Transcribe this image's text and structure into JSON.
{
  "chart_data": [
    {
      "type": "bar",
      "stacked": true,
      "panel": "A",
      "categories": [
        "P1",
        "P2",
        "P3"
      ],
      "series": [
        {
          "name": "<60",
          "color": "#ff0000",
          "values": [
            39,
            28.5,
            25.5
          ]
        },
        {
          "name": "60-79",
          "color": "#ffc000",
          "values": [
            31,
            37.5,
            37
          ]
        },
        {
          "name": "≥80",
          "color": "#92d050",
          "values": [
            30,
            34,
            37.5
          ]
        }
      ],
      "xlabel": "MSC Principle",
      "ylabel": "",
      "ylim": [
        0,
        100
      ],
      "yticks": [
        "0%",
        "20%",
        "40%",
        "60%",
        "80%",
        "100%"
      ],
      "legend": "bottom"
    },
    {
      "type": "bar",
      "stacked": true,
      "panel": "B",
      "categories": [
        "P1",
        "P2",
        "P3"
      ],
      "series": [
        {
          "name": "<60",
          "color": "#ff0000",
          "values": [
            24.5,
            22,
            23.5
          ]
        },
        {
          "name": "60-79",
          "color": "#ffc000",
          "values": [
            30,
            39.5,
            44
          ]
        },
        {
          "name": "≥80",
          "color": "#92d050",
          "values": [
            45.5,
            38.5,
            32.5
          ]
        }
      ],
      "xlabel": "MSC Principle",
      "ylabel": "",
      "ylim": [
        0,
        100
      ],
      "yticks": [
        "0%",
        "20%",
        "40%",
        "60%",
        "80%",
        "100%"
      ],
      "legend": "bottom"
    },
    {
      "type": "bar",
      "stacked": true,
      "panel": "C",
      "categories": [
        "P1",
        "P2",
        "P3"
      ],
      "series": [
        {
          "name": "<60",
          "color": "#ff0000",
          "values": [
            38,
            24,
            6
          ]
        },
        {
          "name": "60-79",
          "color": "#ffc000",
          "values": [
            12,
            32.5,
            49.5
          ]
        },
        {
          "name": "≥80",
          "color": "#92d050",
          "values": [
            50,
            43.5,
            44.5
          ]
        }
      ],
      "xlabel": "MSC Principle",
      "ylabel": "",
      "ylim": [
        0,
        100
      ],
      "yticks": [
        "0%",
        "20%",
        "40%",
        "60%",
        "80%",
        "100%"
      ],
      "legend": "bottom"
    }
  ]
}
—————
• REQUIREMENT: Restate all of the entries exactly, please.

• FINAL ANSWER:
Transcribe this image's text and structure into JSON.
{
  "chart_data": [
    {
      "type": "bar",
      "stacked": true,
      "panel": "A",
      "categories": [
        "P1",
        "P2",
        "P3"
      ],
      "series": [
        {
          "name": "<60",
          "color": "#ff0000",
          "values": [
            39,
            28.5,
            25.5
          ]
        },
        {
          "name": "60-79",
          "color": "#ffc000",
          "values": [
            31,
            37.5,
            37
          ]
        },
        {
          "name": "≥80",
          "color": "#92d050",
          "values": [
            30,
            34,
            37.5
          ]
        }
      ],
      "xlabel": "MSC Principle",
      "ylabel": "",
      "ylim": [
        0,
        100
      ],
      "yticks": [
        "0%",
        "20%",
        "40%",
        "60%",
        "80%",
        "100%"
      ],
      "legend": "bottom"
    },
    {
      "type": "bar",
      "stacked": true,
      "panel": "B",
      "categories": [
        "P1",
        "P2",
        "P3"
      ],
      "series": [
        {
          "name": "<60",
          "color": "#ff0000",
          "values": [
            24.5,
            22,
            23.5
          ]
        },
        {
          "name": "60-79",
          "color": "#ffc000",
          "values": [
            30,
            39.5,
            44
          ]
        },
        {
          "name": "≥80",
          "color": "#92d050",
          "values": [
            45.5,
            38.5,
            32.5
          ]
        }
      ],
      "xlabel": "MSC Principle",
      "ylabel": "",
      "ylim": [
        0,
        100
      ],
      "yticks": [
        "0%",
        "20%",
        "40%",
        "60%",
        "80%",
        "100%"
      ],
      "legend": "bottom"
    },
    {
      "type": "bar",
      "stacked": true,
      "panel": "C",
      "categories": [
        "P1",
        "P2",
        "P3"
      ],
      "series": [
        {
          "name": "<60",
          "color": "#ff0000",
          "values": [
            38,
            24,
            6
          ]
        },
        {
          "name": "60-79",
          "color": "#ffc000",
          "values": [
            12,
            32.5,
            49.5
          ]
        },
        {
          "name": "≥80",
          "color": "#92d050",
          "values": [
            50,
            43.5,
            44.5
          ]
        }
      ],
      "xlabel": "MSC Principle",
      "ylabel": "",
      "ylim": [
        0,
        100
      ],
      "yticks": [
        "0%",
        "20%",
        "40%",
        "60%",
        "80%",
        "100%"
      ],
      "legend": "bottom"
    }
  ]
}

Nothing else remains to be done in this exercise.